■ DATA ENTRIES ■

┏━━

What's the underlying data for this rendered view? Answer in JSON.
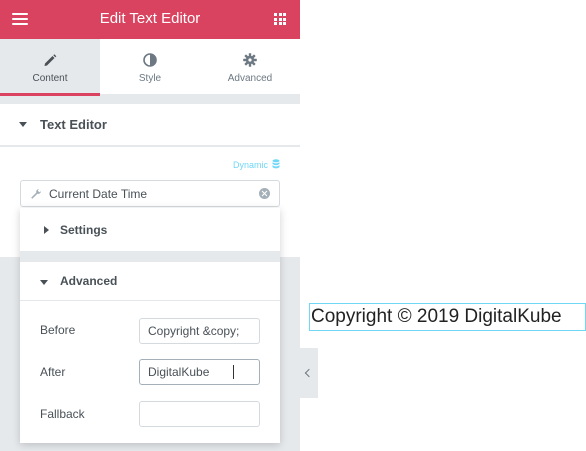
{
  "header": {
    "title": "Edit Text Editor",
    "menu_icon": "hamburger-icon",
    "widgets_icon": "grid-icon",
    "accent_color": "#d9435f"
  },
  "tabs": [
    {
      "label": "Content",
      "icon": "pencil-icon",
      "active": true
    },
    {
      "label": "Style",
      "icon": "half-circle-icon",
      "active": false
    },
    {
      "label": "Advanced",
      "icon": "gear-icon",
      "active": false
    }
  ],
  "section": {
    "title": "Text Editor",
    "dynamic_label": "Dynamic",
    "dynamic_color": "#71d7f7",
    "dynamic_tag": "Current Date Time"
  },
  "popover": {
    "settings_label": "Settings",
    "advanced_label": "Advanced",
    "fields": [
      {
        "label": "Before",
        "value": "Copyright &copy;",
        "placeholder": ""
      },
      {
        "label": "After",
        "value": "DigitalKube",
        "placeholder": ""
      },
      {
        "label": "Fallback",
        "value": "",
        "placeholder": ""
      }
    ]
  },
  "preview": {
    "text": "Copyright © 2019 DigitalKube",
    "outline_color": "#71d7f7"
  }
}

┗━━
┏━━

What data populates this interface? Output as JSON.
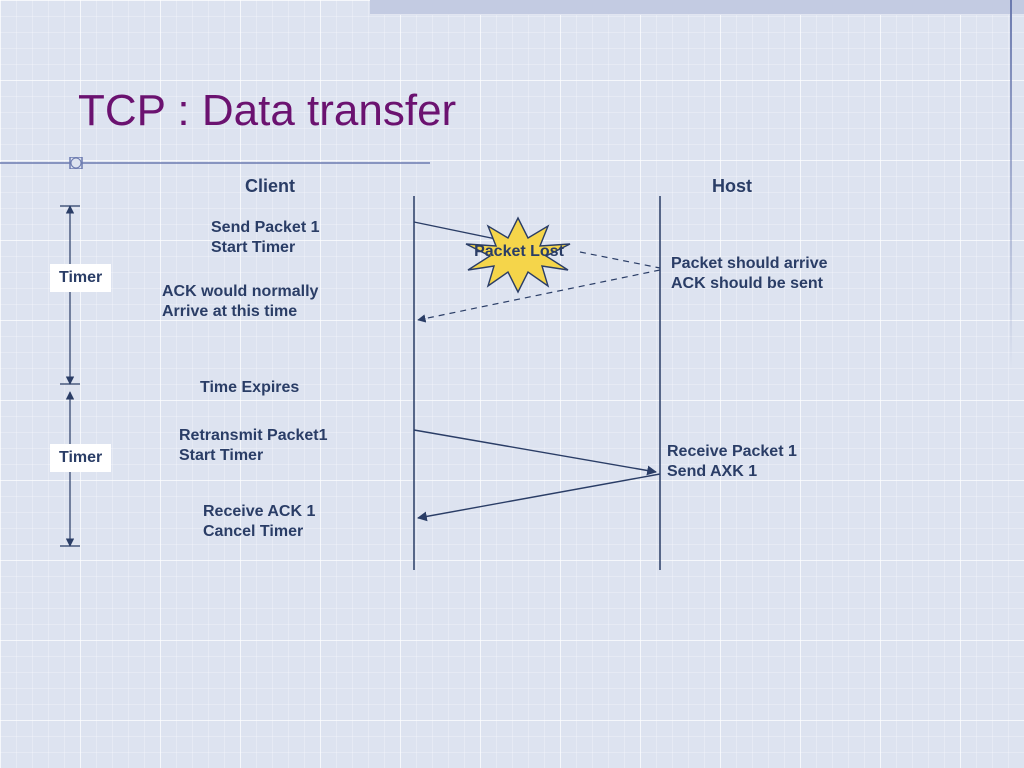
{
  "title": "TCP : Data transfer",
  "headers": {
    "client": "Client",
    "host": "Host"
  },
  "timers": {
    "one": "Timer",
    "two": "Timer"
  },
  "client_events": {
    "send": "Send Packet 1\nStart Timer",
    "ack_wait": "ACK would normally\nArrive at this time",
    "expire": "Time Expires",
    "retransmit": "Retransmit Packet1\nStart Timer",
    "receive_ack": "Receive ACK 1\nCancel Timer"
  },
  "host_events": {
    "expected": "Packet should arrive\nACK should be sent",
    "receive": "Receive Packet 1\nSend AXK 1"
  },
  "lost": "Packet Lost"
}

┗━━
┏━━

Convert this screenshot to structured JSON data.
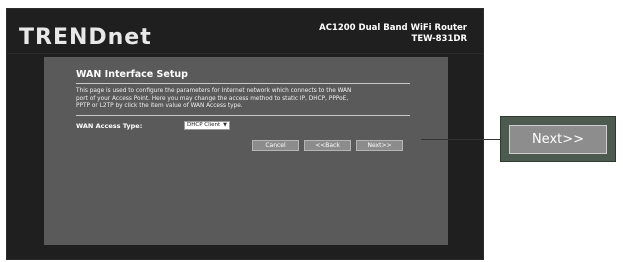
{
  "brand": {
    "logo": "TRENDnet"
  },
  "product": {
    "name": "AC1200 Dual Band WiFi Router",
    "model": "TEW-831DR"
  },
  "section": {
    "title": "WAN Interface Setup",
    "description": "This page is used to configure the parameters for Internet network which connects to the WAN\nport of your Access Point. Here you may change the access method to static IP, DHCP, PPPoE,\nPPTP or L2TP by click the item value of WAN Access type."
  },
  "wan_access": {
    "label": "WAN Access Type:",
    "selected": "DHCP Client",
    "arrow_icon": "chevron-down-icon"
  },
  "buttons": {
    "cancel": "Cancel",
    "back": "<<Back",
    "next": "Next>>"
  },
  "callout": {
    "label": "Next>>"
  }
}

┗━━

■ SET PROBLEM ■
Pull out every line holding "Editor" from the records above, and copy it.

■ EXERCISE RESULT ■
    "title": "Edit Text Editor",
    "title": "Text Editor",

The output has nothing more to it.